* Given problem
Look at each line of the records and count those with "into" in them. Please answer with the count alone.

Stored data
----------

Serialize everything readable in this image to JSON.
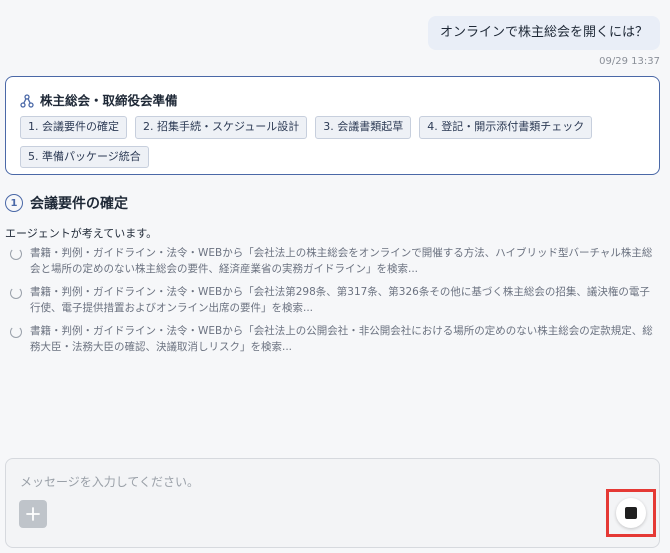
{
  "colors": {
    "accent": "#4a68a7",
    "highlight": "#e53935",
    "user_bubble": "#e9eef7"
  },
  "chat": {
    "user_message": "オンラインで株主総会を開くには？",
    "user_timestamp": "09/29 13:37"
  },
  "plan": {
    "icon": "workflow-icon",
    "title": "株主総会・取締役会準備",
    "steps": [
      {
        "label": "1. 会議要件の確定"
      },
      {
        "label": "2. 招集手続・スケジュール設計"
      },
      {
        "label": "3. 会議書類起草"
      },
      {
        "label": "4. 登記・開示添付書類チェック"
      },
      {
        "label": "5. 準備パッケージ統合"
      }
    ]
  },
  "section": {
    "number": "1",
    "title": "会議要件の確定",
    "status": "エージェントが考えています。",
    "searches": [
      {
        "text": "書籍・判例・ガイドライン・法令・WEBから「会社法上の株主総会をオンラインで開催する方法、ハイブリッド型バーチャル株主総会と場所の定めのない株主総会の要件、経済産業省の実務ガイドライン」を検索..."
      },
      {
        "text": "書籍・判例・ガイドライン・法令・WEBから「会社法第298条、第317条、第326条その他に基づく株主総会の招集、議決権の電子行使、電子提供措置およびオンライン出席の要件」を検索..."
      },
      {
        "text": "書籍・判例・ガイドライン・法令・WEBから「会社法上の公開会社・非公開会社における場所の定めのない株主総会の定款規定、総務大臣・法務大臣の確認、決議取消しリスク」を検索..."
      }
    ]
  },
  "composer": {
    "placeholder": "メッセージを入力してください。",
    "add_icon": "plus-icon",
    "stop_icon": "stop-icon"
  }
}
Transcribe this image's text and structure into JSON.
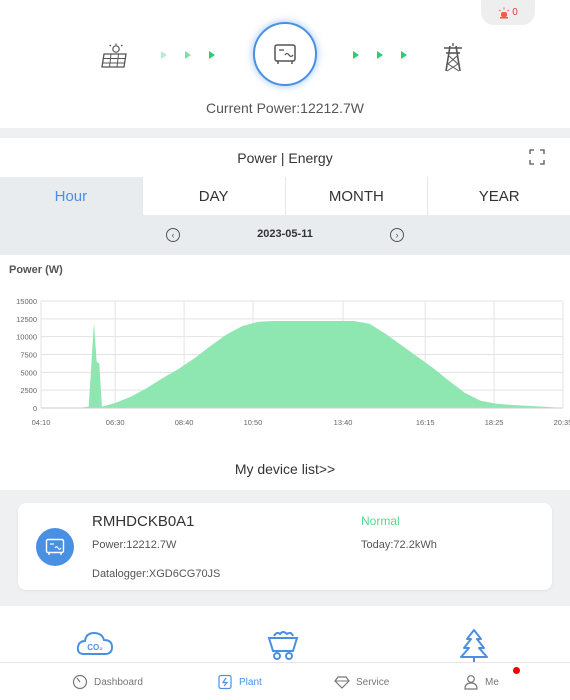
{
  "alarm": {
    "count": "0",
    "icon": "alarm-light-icon"
  },
  "flow": {
    "current_power": "Current Power:12212.7W",
    "source_icon": "solar-panel-icon",
    "center_icon": "inverter-icon",
    "target_icon": "power-pylon-icon",
    "accent_color": "#4a90e2",
    "arrow_color": "#2ecc71"
  },
  "chart_card": {
    "title": "Power | Energy",
    "expand_icon": "expand-icon",
    "tabs": [
      "Hour",
      "DAY",
      "MONTH",
      "YEAR"
    ],
    "active_tab": "Hour",
    "date": "2023-05-11",
    "power_label": "Power (W)"
  },
  "chart_data": {
    "type": "area",
    "ylabel": "Power (W)",
    "ylim": [
      0,
      15000
    ],
    "yticks": [
      "15000",
      "12500",
      "10000",
      "7500",
      "5000",
      "2500",
      "0"
    ],
    "xtick_labels": [
      "04:10",
      "06:30",
      "08:40",
      "10:50",
      "13:40",
      "16:15",
      "18:25",
      "20:35"
    ],
    "x": [
      "04:10",
      "05:20",
      "05:40",
      "05:50",
      "05:55",
      "06:00",
      "06:05",
      "06:10",
      "06:30",
      "07:00",
      "07:30",
      "08:00",
      "08:30",
      "09:00",
      "09:30",
      "10:00",
      "10:30",
      "11:00",
      "11:30",
      "12:00",
      "12:30",
      "13:00",
      "13:30",
      "14:00",
      "14:30",
      "15:00",
      "15:30",
      "16:00",
      "16:30",
      "17:00",
      "17:30",
      "18:00",
      "18:30",
      "19:00",
      "19:30",
      "20:00",
      "20:35"
    ],
    "values": [
      0,
      0,
      200,
      12000,
      6500,
      6200,
      200,
      300,
      700,
      1600,
      2800,
      4200,
      5500,
      7000,
      8700,
      10300,
      11500,
      12100,
      12200,
      12200,
      12200,
      12200,
      12200,
      12200,
      11800,
      10400,
      8800,
      7200,
      5600,
      3800,
      2100,
      1000,
      600,
      420,
      300,
      180,
      0
    ],
    "fill_color": "#8ee6b0",
    "grid": true
  },
  "device_list": {
    "link_label": "My device list>>"
  },
  "device": {
    "name": "RMHDCKB0A1",
    "status": "Normal",
    "power": "Power:12212.7W",
    "today": "Today:72.2kWh",
    "datalogger": "Datalogger:XGD6CG70JS",
    "icon": "inverter-icon",
    "status_color": "#5cd68a"
  },
  "eco": {
    "icons": [
      "co2-cloud-icon",
      "coal-cart-icon",
      "tree-icon"
    ]
  },
  "nav": {
    "items": [
      {
        "label": "Dashboard",
        "icon": "dashboard-icon"
      },
      {
        "label": "Plant",
        "icon": "plant-icon"
      },
      {
        "label": "Service",
        "icon": "service-icon"
      },
      {
        "label": "Me",
        "icon": "user-icon"
      }
    ],
    "active": "Plant"
  }
}
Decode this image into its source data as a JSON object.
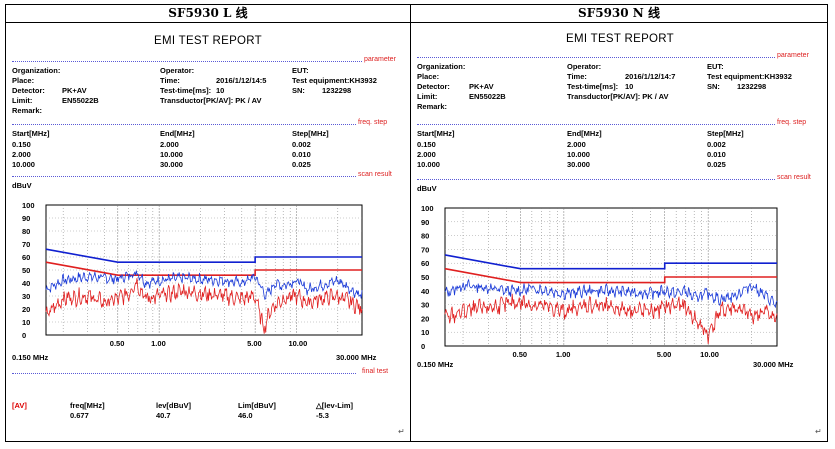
{
  "headers": {
    "left": "SF5930 L 线",
    "right": "SF5930 N 线"
  },
  "reports": [
    {
      "title": "EMI TEST REPORT",
      "sections": {
        "parameter": "parameter",
        "freq_step": "freq. step",
        "scan_result": "scan result",
        "final_test": "final test"
      },
      "fields": {
        "organization": "Organization:",
        "operator": "Operator:",
        "eut": "EUT:",
        "place": "Place:",
        "time_label": "Time:",
        "time_value": "2016/1/12/14:5",
        "test_equipment": "Test equipment:KH3932",
        "detector_label": "Detector:",
        "detector_value": "PK+AV",
        "test_time_label": "Test-time[ms]:",
        "test_time_value": "10",
        "sn_label": "SN:",
        "sn_value": "1232298",
        "limit_label": "Limit:",
        "limit_value": "EN55022B",
        "transductor": "Transductor[PK/AV]: PK  /  AV",
        "remark": "Remark:"
      },
      "freq_table": {
        "headers": [
          "Start[MHz]",
          "End[MHz]",
          "Step[MHz]"
        ],
        "rows": [
          [
            "0.150",
            "2.000",
            "0.002"
          ],
          [
            "2.000",
            "10.000",
            "0.010"
          ],
          [
            "10.000",
            "30.000",
            "0.025"
          ]
        ]
      },
      "unit": "dBuV",
      "x_left": "0.150 MHz",
      "x_right": "30.000 MHz",
      "final": {
        "tag": "[AV]",
        "headers": [
          "freq[MHz]",
          "lev[dBuV]",
          "Lim[dBuV]",
          "△[lev-Lim]"
        ],
        "values": [
          "0.677",
          "40.7",
          "46.0",
          "-5.3"
        ]
      },
      "chart_data": {
        "type": "line",
        "xscale": "log",
        "xlim": [
          0.15,
          30
        ],
        "ylim": [
          0,
          100
        ],
        "xticks": [
          0.5,
          1,
          5,
          10
        ],
        "xtick_labels": [
          "0.50",
          "1.00",
          "5.00",
          "10.00"
        ],
        "yticks": [
          0,
          10,
          20,
          30,
          40,
          50,
          60,
          70,
          80,
          90,
          100
        ],
        "grid": true,
        "series": [
          {
            "role": "qp-limit",
            "color": "#1020d0",
            "x": [
              0.15,
              0.5,
              5,
              5,
              30
            ],
            "y": [
              66,
              56,
              56,
              60,
              60
            ]
          },
          {
            "role": "av-limit",
            "color": "#e02020",
            "x": [
              0.15,
              0.5,
              5,
              5,
              30
            ],
            "y": [
              56,
              46,
              46,
              50,
              50
            ]
          },
          {
            "role": "peak",
            "color": "#1a3ad8",
            "x": [
              0.15,
              0.2,
              0.3,
              0.4,
              0.5,
              0.6,
              0.7,
              0.8,
              1,
              1.5,
              2,
              3,
              4,
              5,
              6,
              7,
              8,
              10,
              12,
              15,
              20,
              25,
              30
            ],
            "y": [
              35,
              42,
              45,
              44,
              43,
              46,
              48,
              40,
              42,
              44,
              43,
              42,
              40,
              45,
              30,
              40,
              38,
              42,
              35,
              38,
              42,
              35,
              30
            ]
          },
          {
            "role": "average",
            "color": "#e02020",
            "x": [
              0.15,
              0.2,
              0.3,
              0.4,
              0.5,
              0.6,
              0.677,
              0.8,
              1,
              1.5,
              2,
              3,
              4,
              5,
              5.8,
              6.5,
              8,
              10,
              12,
              15,
              20,
              25,
              30
            ],
            "y": [
              15,
              28,
              30,
              25,
              28,
              32,
              41,
              28,
              30,
              34,
              32,
              30,
              28,
              30,
              5,
              20,
              28,
              30,
              25,
              28,
              30,
              25,
              20
            ]
          }
        ]
      }
    },
    {
      "title": "EMI TEST REPORT",
      "sections": {
        "parameter": "parameter",
        "freq_step": "freq. step",
        "scan_result": "scan result"
      },
      "fields": {
        "organization": "Organization:",
        "operator": "Operator:",
        "eut": "EUT:",
        "place": "Place:",
        "time_label": "Time:",
        "time_value": "2016/1/12/14:7",
        "test_equipment": "Test equipment:KH3932",
        "detector_label": "Detector:",
        "detector_value": "PK+AV",
        "test_time_label": "Test-time[ms]:",
        "test_time_value": "10",
        "sn_label": "SN:",
        "sn_value": "1232298",
        "limit_label": "Limit:",
        "limit_value": "EN55022B",
        "transductor": "Transductor[PK/AV]: PK  /  AV",
        "remark": "Remark:"
      },
      "freq_table": {
        "headers": [
          "Start[MHz]",
          "End[MHz]",
          "Step[MHz]"
        ],
        "rows": [
          [
            "0.150",
            "2.000",
            "0.002"
          ],
          [
            "2.000",
            "10.000",
            "0.010"
          ],
          [
            "10.000",
            "30.000",
            "0.025"
          ]
        ]
      },
      "unit": "dBuV",
      "x_left": "0.150 MHz",
      "x_right": "30.000 MHz",
      "chart_data": {
        "type": "line",
        "xscale": "log",
        "xlim": [
          0.15,
          30
        ],
        "ylim": [
          0,
          100
        ],
        "xticks": [
          0.5,
          1,
          5,
          10
        ],
        "xtick_labels": [
          "0.50",
          "1.00",
          "5.00",
          "10.00"
        ],
        "yticks": [
          0,
          10,
          20,
          30,
          40,
          50,
          60,
          70,
          80,
          90,
          100
        ],
        "grid": true,
        "series": [
          {
            "role": "qp-limit",
            "color": "#1020d0",
            "x": [
              0.15,
              0.5,
              5,
              5,
              30
            ],
            "y": [
              66,
              56,
              56,
              60,
              60
            ]
          },
          {
            "role": "av-limit",
            "color": "#e02020",
            "x": [
              0.15,
              0.5,
              5,
              5,
              30
            ],
            "y": [
              56,
              46,
              46,
              50,
              50
            ]
          },
          {
            "role": "peak",
            "color": "#1a3ad8",
            "x": [
              0.15,
              0.2,
              0.3,
              0.4,
              0.5,
              0.6,
              0.8,
              1,
              1.5,
              2,
              3,
              4,
              5,
              6,
              7,
              8,
              10,
              12,
              15,
              20,
              25,
              30
            ],
            "y": [
              38,
              44,
              42,
              40,
              40,
              42,
              40,
              38,
              40,
              40,
              39,
              38,
              40,
              38,
              40,
              35,
              38,
              34,
              36,
              44,
              36,
              30
            ]
          },
          {
            "role": "average",
            "color": "#e02020",
            "x": [
              0.15,
              0.2,
              0.3,
              0.4,
              0.5,
              0.6,
              0.8,
              1,
              1.5,
              2,
              3,
              4,
              5,
              6,
              7,
              8,
              10,
              12,
              15,
              20,
              25,
              30
            ],
            "y": [
              20,
              25,
              28,
              30,
              32,
              30,
              28,
              25,
              30,
              28,
              26,
              25,
              28,
              30,
              28,
              20,
              8,
              25,
              28,
              22,
              25,
              20
            ]
          }
        ]
      }
    }
  ]
}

----------

* Task output
2